§ **Given instruction**: Look through the data below. Pick out the lines holding the string "extraction".

§ **Source data**:
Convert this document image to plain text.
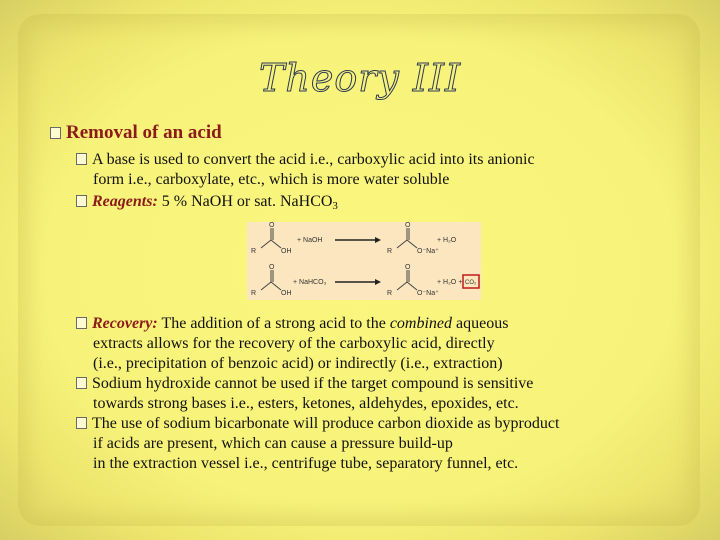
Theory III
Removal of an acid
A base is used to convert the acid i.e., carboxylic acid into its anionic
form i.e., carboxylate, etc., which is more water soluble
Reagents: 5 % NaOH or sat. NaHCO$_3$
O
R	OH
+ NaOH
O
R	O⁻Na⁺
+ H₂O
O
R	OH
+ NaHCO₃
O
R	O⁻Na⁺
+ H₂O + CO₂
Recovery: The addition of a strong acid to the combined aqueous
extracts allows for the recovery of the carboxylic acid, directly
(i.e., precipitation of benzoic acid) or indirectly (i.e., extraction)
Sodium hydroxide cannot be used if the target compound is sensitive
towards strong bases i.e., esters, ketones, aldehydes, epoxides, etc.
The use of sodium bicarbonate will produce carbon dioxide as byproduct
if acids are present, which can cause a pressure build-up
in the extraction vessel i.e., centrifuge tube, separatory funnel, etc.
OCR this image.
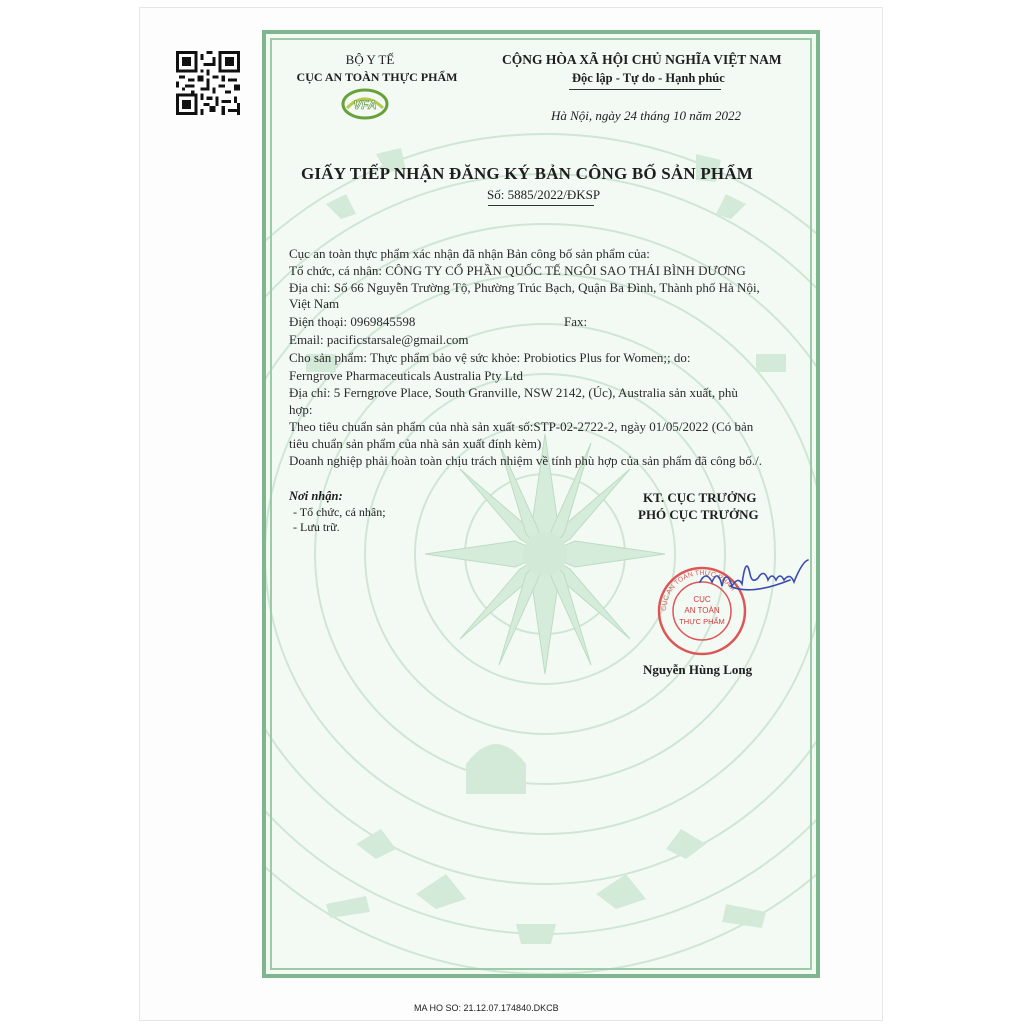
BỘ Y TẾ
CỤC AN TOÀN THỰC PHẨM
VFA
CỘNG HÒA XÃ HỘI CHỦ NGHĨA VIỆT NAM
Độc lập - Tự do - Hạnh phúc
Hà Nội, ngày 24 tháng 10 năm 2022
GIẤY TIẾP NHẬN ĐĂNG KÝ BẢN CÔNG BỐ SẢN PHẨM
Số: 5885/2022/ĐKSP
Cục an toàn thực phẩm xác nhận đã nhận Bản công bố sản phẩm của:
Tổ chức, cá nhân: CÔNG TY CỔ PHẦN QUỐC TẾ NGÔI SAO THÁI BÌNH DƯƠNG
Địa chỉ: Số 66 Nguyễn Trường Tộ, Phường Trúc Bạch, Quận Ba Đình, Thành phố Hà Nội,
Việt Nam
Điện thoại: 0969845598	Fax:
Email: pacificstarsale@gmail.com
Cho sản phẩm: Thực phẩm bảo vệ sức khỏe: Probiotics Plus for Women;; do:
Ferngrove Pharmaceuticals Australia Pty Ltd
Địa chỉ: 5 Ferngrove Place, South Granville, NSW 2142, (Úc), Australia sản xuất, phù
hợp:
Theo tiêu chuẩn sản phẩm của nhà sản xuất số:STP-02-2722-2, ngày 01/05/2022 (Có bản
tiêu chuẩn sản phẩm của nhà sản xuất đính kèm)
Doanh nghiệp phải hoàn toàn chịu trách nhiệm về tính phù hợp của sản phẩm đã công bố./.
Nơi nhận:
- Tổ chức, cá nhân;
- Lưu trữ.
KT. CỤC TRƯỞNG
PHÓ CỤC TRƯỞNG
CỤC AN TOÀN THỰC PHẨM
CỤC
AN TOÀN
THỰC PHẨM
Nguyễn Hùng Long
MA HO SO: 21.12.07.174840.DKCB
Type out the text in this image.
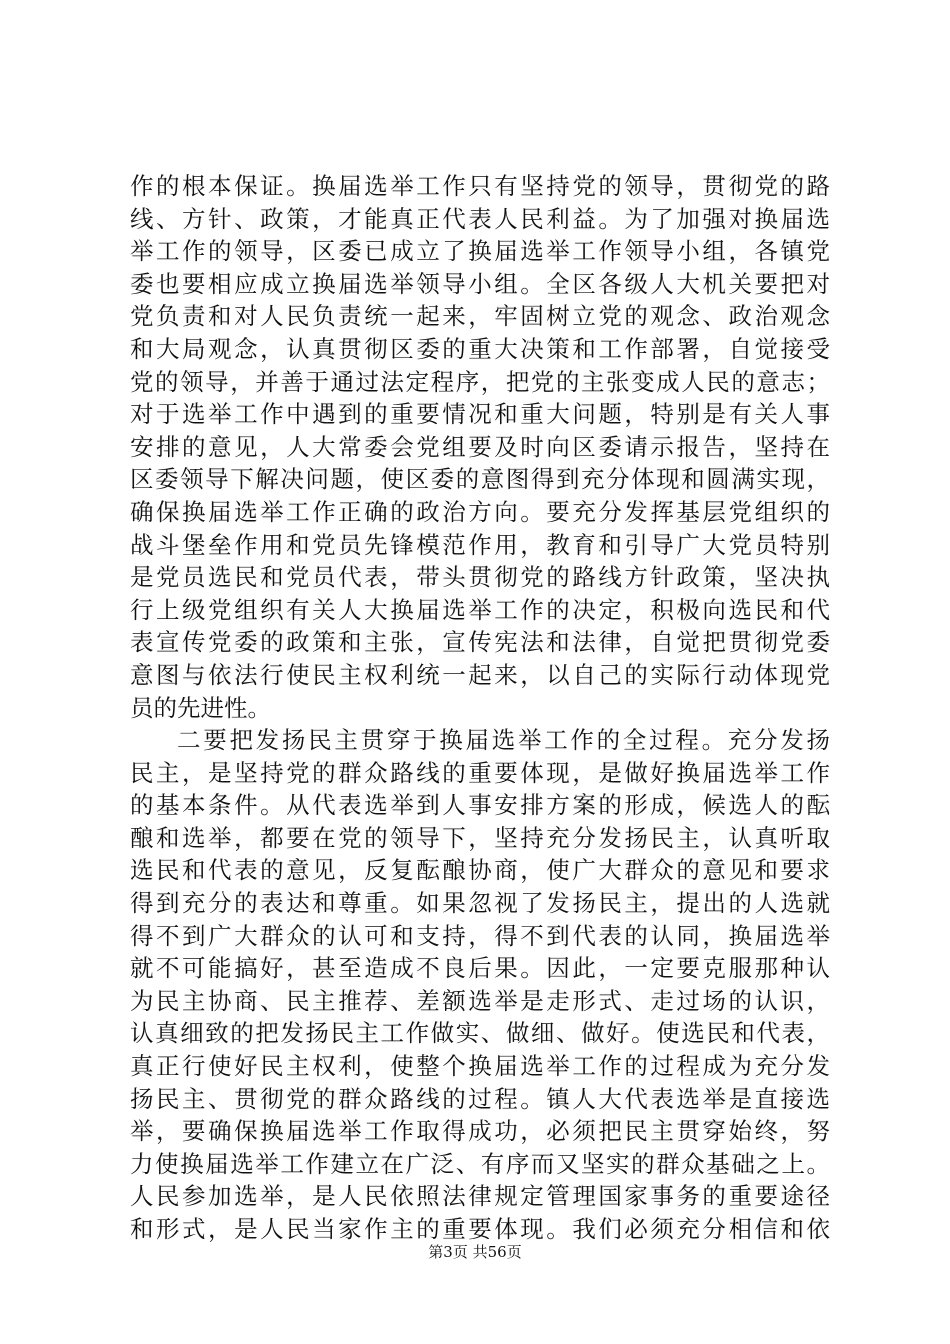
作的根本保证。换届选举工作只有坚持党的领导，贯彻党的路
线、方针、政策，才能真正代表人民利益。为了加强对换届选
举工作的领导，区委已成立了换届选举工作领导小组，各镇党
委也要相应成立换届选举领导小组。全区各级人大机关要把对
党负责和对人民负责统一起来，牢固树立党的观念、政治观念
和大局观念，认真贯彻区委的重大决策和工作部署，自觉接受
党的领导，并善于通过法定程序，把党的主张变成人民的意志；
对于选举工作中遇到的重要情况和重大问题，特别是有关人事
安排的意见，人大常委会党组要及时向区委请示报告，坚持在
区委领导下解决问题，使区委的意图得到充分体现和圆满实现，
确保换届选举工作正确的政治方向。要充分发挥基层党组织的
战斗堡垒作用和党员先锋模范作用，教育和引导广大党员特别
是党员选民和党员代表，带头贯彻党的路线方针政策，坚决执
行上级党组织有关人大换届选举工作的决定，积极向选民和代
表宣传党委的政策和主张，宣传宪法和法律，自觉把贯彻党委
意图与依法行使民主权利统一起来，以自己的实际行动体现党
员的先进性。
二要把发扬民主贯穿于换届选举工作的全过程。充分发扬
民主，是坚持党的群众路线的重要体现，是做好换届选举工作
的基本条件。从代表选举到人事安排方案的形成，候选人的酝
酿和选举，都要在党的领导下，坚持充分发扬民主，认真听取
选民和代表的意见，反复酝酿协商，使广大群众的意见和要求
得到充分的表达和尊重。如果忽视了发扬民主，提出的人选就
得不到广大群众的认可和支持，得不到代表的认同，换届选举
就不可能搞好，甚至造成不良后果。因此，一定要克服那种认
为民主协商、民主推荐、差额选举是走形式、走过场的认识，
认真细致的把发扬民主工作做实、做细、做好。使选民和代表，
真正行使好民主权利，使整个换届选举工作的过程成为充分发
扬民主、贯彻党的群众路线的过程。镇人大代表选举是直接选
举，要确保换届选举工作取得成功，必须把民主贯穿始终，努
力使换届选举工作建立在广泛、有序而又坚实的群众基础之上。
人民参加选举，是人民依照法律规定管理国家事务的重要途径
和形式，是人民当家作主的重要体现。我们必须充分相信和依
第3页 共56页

...

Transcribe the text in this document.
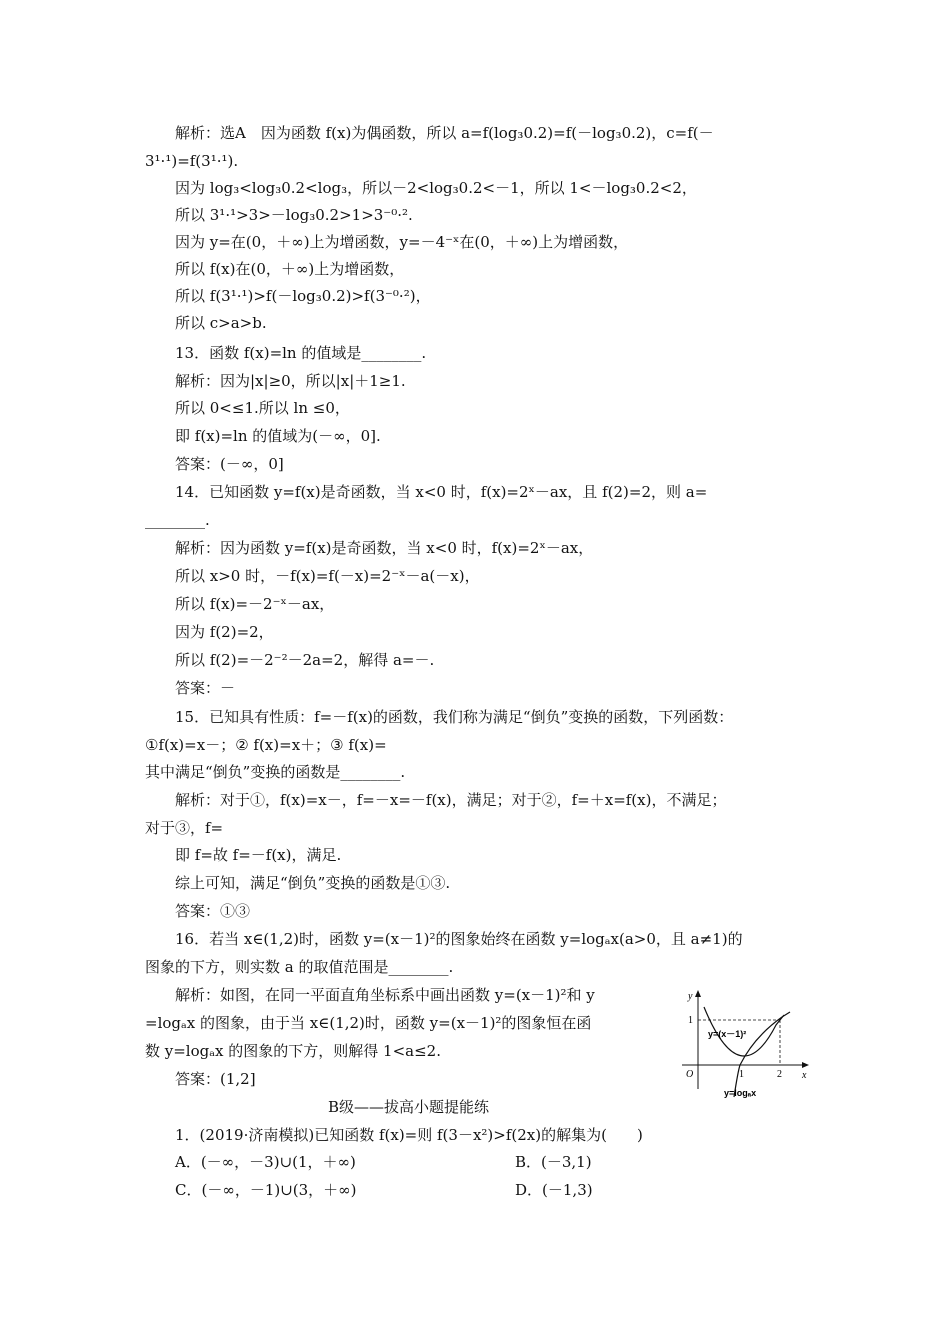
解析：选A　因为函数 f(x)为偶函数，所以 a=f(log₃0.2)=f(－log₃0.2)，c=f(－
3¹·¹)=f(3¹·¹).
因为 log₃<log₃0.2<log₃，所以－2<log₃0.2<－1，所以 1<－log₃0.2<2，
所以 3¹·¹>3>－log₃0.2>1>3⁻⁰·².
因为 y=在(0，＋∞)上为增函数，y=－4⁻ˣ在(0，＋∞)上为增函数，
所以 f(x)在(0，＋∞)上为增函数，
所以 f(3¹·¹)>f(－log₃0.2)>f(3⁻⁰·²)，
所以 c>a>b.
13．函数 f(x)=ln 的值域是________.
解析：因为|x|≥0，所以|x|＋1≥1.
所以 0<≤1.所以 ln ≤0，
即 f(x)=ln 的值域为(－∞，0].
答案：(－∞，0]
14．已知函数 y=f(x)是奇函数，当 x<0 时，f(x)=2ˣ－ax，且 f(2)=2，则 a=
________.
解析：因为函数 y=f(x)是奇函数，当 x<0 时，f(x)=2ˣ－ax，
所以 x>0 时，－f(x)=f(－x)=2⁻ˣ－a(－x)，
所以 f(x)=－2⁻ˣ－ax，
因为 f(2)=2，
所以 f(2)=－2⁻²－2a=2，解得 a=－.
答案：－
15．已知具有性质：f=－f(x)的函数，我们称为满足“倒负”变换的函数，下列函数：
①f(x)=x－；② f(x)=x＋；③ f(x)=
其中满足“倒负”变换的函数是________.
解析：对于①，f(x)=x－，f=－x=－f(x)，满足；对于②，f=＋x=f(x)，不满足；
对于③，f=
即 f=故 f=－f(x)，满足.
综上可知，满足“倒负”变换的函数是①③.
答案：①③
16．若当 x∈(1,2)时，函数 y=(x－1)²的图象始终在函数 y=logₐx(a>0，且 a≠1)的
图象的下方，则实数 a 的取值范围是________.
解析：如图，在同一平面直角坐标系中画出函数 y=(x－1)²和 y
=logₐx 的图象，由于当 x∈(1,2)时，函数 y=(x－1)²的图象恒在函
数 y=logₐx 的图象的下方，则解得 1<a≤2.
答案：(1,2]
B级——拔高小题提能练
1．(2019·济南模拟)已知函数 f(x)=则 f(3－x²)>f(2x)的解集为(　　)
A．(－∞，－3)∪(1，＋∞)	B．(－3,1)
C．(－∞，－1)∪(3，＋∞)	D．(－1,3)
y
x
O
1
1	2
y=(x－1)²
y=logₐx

§ **Exercise response**:
(i.e., precipitation of benzoic acid) or indirectly (i.e., extraction)
in the extraction vessel i.e., centrifuge tube, separatory funnel, etc.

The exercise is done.